EXERCISE DESCRIPTION:
Pull out every line below that contains the string "annotation".

[Collection entries]
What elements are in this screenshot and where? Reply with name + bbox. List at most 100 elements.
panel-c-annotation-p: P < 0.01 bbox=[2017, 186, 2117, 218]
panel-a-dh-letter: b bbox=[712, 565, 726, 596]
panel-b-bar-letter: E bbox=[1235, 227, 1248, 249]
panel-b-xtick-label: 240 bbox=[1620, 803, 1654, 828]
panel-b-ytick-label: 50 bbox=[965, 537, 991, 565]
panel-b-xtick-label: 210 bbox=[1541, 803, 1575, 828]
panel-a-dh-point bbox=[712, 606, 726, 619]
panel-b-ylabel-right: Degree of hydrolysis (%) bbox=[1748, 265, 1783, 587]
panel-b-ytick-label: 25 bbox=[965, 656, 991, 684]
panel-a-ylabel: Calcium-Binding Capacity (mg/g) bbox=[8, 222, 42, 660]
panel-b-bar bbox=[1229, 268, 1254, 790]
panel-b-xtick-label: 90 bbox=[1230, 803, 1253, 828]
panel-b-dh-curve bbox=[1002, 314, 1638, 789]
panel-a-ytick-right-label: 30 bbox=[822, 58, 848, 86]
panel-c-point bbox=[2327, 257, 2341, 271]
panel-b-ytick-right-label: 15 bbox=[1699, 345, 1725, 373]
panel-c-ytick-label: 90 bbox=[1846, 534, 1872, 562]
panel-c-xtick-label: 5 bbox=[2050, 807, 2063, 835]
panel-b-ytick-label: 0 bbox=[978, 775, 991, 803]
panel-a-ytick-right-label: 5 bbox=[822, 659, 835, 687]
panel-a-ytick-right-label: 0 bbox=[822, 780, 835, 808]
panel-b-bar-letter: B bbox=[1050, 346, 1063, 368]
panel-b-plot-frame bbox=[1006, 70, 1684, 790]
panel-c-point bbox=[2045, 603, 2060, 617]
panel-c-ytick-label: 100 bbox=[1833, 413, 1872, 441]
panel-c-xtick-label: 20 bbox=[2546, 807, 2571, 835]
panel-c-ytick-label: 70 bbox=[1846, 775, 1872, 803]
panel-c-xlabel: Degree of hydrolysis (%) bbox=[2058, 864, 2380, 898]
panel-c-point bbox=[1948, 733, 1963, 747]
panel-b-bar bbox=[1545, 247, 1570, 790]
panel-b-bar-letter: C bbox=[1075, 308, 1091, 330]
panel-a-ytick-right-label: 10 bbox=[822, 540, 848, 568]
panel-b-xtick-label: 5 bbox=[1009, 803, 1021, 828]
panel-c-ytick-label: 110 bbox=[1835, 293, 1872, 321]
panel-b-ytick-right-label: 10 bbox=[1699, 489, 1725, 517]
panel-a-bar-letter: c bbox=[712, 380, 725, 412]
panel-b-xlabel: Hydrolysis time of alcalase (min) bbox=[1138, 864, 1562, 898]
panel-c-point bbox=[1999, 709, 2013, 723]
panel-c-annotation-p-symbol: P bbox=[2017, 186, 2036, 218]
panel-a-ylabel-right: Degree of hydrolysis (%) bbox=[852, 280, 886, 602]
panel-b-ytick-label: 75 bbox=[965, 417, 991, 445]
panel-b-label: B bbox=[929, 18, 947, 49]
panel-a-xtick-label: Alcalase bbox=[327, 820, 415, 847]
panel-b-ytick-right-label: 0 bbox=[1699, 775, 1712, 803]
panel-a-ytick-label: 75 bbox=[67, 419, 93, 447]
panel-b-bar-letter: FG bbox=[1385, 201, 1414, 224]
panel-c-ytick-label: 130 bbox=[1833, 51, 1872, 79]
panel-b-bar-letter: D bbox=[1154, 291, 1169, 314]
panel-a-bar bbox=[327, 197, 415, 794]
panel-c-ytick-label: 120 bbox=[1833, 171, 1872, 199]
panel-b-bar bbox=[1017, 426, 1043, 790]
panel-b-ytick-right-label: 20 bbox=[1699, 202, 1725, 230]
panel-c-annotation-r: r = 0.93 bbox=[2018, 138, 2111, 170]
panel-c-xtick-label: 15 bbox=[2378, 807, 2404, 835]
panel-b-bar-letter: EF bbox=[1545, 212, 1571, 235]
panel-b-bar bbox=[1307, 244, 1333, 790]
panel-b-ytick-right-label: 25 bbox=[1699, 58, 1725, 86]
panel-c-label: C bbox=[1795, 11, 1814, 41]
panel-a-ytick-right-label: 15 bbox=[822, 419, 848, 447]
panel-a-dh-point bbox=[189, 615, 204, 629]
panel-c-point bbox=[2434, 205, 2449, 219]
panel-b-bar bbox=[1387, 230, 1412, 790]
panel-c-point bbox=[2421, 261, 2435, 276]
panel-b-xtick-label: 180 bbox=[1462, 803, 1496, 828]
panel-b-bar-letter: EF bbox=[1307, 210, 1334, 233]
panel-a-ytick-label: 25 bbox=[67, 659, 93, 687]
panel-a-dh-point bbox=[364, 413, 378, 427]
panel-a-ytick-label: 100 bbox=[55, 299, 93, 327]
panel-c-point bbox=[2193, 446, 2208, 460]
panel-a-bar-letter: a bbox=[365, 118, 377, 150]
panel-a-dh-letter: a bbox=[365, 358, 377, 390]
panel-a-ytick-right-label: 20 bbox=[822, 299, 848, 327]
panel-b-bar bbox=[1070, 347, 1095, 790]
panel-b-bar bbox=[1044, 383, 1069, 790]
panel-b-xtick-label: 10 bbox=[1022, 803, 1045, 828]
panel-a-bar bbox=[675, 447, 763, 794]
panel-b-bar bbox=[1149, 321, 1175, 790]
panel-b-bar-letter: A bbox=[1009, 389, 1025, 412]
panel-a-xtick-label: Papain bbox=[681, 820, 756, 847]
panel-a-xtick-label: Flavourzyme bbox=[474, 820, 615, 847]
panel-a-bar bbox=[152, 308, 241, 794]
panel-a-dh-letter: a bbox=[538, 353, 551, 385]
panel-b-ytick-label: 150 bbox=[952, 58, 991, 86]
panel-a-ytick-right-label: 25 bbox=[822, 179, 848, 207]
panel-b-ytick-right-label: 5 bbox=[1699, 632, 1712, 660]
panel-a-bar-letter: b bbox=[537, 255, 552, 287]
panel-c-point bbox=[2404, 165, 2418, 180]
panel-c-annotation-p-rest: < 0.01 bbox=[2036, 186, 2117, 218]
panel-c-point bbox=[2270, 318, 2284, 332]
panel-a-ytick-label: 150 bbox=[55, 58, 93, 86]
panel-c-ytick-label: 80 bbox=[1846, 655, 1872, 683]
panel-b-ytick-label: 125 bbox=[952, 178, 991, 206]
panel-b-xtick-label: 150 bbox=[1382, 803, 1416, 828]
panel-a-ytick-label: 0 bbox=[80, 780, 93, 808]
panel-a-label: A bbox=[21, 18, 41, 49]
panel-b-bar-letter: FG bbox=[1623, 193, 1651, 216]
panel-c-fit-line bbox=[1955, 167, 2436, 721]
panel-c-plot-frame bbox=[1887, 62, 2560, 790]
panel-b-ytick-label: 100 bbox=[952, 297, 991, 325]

RESULT OF THIS EXERCISE:
panel-c-annotation-p: P < 0.01 bbox=[2017, 186, 2117, 218]
panel-c-annotation-p-symbol: P bbox=[2017, 186, 2036, 218]
panel-c-annotation-r: r = 0.93 bbox=[2018, 138, 2111, 170]
panel-c-annotation-p-rest: < 0.01 bbox=[2036, 186, 2117, 218]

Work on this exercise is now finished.